[BEGIN]
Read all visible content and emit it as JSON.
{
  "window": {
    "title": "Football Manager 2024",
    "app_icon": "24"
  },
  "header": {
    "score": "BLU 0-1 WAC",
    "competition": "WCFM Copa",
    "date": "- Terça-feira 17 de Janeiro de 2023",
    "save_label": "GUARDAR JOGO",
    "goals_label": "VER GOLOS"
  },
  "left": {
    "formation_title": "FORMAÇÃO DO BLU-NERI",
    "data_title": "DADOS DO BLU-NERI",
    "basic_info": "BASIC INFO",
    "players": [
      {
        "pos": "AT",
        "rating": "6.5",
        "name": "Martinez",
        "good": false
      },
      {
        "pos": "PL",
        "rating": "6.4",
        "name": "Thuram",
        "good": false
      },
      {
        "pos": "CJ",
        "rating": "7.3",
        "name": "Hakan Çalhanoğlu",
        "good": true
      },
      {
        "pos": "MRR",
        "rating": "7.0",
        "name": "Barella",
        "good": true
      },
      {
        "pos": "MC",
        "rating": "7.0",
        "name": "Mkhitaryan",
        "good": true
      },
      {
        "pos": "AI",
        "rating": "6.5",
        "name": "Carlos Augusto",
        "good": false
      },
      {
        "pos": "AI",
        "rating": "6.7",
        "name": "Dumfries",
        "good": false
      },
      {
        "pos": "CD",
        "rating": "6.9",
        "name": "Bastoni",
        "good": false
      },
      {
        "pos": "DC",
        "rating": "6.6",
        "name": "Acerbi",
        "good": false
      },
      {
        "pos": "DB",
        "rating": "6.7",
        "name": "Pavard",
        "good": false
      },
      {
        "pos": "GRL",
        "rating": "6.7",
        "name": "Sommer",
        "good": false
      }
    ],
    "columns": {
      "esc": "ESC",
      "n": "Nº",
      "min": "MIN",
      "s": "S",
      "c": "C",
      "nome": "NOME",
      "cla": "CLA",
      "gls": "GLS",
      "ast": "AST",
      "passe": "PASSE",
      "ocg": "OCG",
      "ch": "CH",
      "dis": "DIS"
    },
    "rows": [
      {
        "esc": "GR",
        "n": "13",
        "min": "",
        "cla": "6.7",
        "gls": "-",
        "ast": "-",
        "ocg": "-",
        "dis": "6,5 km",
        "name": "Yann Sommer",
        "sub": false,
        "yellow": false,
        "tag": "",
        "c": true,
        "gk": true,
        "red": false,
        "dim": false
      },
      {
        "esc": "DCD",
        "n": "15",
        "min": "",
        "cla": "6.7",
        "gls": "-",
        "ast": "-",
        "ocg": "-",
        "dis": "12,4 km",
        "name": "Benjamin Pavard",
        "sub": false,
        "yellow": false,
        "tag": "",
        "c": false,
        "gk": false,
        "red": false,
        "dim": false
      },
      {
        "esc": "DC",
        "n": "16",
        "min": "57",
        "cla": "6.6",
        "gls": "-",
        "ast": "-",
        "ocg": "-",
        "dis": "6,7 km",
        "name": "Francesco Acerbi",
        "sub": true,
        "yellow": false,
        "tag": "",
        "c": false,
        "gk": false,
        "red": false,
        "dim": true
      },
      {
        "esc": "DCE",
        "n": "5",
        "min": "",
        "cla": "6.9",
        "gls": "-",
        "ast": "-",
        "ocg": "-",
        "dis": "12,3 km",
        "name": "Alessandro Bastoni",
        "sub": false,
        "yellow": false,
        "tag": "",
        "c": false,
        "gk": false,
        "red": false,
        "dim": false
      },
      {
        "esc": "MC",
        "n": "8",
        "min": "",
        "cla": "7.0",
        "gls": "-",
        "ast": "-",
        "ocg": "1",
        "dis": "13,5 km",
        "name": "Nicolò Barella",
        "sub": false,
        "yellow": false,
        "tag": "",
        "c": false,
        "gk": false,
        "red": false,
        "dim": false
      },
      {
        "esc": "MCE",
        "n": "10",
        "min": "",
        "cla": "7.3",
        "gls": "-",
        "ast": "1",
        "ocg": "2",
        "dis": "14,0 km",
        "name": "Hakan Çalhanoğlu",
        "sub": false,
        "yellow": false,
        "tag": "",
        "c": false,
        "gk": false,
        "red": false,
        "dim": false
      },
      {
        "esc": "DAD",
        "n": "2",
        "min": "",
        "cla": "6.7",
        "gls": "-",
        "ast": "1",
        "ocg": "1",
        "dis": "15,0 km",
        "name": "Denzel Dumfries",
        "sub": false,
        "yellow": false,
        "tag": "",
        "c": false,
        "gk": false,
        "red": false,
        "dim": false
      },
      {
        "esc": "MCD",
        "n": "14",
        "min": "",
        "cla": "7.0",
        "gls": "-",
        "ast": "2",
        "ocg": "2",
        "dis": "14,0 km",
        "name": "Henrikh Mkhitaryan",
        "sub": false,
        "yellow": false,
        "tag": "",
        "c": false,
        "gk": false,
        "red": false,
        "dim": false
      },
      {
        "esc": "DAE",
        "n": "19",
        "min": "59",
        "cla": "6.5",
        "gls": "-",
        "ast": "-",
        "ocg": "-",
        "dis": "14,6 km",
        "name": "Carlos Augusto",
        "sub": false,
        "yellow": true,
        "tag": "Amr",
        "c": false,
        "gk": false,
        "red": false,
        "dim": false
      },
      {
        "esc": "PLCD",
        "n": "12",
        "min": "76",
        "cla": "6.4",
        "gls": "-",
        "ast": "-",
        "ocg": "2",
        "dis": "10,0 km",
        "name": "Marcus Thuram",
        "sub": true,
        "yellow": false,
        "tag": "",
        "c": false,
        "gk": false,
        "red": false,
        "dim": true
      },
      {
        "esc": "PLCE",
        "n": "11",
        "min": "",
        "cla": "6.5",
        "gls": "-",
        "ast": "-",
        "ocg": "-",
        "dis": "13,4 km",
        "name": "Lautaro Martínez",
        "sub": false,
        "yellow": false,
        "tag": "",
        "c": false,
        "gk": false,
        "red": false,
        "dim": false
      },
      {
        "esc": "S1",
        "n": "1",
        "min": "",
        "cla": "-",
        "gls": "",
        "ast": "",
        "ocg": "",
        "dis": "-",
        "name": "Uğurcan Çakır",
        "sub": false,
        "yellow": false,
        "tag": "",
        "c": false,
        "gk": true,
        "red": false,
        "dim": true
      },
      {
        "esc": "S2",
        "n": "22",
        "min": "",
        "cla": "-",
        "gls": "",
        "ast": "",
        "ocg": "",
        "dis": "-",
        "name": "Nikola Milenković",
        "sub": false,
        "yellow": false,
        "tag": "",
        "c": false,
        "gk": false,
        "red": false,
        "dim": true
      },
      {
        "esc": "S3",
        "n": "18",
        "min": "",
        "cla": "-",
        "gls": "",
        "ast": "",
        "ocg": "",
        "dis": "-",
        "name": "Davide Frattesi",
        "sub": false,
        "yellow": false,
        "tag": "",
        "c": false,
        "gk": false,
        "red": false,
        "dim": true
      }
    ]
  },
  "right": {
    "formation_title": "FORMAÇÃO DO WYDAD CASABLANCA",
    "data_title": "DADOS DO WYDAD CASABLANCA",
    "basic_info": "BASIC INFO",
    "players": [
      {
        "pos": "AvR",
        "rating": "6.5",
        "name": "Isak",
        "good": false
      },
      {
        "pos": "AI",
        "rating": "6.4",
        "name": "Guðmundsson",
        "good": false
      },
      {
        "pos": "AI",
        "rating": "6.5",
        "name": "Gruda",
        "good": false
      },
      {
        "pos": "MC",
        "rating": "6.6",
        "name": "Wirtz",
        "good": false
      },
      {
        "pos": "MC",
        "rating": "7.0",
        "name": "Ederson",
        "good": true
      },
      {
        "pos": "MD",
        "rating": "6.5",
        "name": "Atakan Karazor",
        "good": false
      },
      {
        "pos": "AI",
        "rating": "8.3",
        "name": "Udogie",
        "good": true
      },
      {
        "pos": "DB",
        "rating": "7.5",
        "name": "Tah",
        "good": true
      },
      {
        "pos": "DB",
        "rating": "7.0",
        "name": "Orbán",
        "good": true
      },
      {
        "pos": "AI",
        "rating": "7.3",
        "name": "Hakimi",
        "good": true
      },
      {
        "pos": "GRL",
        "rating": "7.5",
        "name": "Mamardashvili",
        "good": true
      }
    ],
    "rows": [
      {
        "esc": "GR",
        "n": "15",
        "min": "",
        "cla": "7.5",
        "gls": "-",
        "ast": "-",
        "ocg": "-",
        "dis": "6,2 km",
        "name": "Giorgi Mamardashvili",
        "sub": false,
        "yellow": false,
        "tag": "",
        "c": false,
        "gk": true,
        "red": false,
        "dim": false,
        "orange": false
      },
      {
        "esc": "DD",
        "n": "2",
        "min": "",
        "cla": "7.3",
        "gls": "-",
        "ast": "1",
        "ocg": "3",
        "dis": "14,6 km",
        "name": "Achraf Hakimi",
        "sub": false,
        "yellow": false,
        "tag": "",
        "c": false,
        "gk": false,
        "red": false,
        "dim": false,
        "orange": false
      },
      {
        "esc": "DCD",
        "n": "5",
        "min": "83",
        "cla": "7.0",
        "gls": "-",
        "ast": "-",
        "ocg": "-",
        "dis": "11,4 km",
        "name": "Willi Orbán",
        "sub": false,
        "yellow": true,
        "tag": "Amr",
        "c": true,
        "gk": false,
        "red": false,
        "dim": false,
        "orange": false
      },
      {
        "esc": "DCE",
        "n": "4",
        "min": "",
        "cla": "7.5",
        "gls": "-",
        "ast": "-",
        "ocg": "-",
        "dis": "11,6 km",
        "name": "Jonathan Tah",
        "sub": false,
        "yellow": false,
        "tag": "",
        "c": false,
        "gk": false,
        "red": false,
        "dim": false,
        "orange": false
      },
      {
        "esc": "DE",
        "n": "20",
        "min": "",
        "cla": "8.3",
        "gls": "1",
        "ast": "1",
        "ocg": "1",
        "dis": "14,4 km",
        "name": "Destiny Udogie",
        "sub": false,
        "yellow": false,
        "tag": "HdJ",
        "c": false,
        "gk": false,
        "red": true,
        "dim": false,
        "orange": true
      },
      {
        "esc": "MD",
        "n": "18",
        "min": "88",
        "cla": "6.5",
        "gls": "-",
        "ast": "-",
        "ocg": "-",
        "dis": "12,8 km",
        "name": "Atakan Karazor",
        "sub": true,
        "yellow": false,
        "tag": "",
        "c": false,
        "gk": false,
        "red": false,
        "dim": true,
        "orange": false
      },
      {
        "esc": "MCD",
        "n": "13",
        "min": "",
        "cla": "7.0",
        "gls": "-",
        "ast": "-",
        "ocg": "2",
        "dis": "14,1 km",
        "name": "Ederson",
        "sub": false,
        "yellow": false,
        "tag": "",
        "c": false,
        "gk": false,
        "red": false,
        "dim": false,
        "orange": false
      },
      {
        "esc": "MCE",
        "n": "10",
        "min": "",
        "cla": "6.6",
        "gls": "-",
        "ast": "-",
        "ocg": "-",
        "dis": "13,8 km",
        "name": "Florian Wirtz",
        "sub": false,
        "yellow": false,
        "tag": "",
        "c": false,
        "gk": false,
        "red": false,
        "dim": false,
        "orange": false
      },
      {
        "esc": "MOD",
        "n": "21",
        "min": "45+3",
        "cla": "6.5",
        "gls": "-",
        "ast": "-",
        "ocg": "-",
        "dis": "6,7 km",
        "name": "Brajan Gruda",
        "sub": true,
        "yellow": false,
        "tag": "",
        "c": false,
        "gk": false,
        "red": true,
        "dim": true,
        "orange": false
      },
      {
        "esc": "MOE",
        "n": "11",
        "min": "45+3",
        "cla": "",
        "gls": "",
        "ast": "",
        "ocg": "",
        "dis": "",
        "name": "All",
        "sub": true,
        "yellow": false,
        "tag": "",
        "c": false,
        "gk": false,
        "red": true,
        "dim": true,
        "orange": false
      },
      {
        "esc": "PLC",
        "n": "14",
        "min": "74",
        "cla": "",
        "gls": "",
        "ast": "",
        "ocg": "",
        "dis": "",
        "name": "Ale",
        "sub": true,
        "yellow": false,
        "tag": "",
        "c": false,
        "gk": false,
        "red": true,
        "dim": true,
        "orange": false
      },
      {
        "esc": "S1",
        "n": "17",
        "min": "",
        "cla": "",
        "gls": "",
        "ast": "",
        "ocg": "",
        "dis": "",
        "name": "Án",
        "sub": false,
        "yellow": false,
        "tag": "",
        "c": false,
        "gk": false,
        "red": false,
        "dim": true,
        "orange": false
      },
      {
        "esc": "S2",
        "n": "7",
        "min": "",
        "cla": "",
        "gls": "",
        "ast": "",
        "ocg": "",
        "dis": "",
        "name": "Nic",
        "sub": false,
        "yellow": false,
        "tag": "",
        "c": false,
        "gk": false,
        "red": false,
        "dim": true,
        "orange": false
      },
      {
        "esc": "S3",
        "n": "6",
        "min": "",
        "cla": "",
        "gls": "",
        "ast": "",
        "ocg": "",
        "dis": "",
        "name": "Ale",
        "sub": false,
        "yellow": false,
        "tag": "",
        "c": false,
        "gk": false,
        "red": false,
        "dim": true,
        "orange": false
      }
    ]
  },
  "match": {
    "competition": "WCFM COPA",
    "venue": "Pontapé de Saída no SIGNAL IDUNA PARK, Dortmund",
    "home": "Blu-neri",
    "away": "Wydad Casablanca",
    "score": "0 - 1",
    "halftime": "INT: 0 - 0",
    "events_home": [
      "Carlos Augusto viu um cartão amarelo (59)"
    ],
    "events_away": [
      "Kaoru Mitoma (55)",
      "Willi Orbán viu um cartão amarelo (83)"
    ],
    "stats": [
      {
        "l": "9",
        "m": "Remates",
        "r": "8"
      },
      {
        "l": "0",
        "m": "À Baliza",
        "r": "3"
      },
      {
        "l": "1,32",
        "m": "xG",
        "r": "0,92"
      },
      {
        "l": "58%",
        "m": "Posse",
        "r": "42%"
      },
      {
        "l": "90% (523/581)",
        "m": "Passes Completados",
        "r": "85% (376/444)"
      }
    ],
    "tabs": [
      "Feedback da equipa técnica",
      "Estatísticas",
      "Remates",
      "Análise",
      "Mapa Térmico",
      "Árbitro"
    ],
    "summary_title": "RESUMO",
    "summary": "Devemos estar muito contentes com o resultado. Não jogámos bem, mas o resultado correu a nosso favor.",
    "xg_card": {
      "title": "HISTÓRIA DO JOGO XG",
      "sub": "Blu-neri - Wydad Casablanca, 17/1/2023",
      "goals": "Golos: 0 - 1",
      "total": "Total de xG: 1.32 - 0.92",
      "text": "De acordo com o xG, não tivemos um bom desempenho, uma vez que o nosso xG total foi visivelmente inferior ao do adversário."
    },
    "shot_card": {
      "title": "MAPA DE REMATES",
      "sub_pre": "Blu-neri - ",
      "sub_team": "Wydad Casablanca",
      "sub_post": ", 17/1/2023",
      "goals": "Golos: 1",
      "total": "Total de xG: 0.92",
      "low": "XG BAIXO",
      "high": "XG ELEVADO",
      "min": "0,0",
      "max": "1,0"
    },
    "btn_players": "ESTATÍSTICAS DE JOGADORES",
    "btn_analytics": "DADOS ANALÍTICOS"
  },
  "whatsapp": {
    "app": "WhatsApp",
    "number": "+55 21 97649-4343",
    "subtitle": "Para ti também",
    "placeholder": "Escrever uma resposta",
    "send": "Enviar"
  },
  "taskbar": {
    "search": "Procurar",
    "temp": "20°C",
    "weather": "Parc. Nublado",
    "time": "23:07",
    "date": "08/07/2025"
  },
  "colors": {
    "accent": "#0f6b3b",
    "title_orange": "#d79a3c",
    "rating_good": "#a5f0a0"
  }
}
[END]
Written request: Pull out each line of the records holding the string "competition".

Reply:
    "competition": "WCFM Copa",
    "competition": "WCFM COPA",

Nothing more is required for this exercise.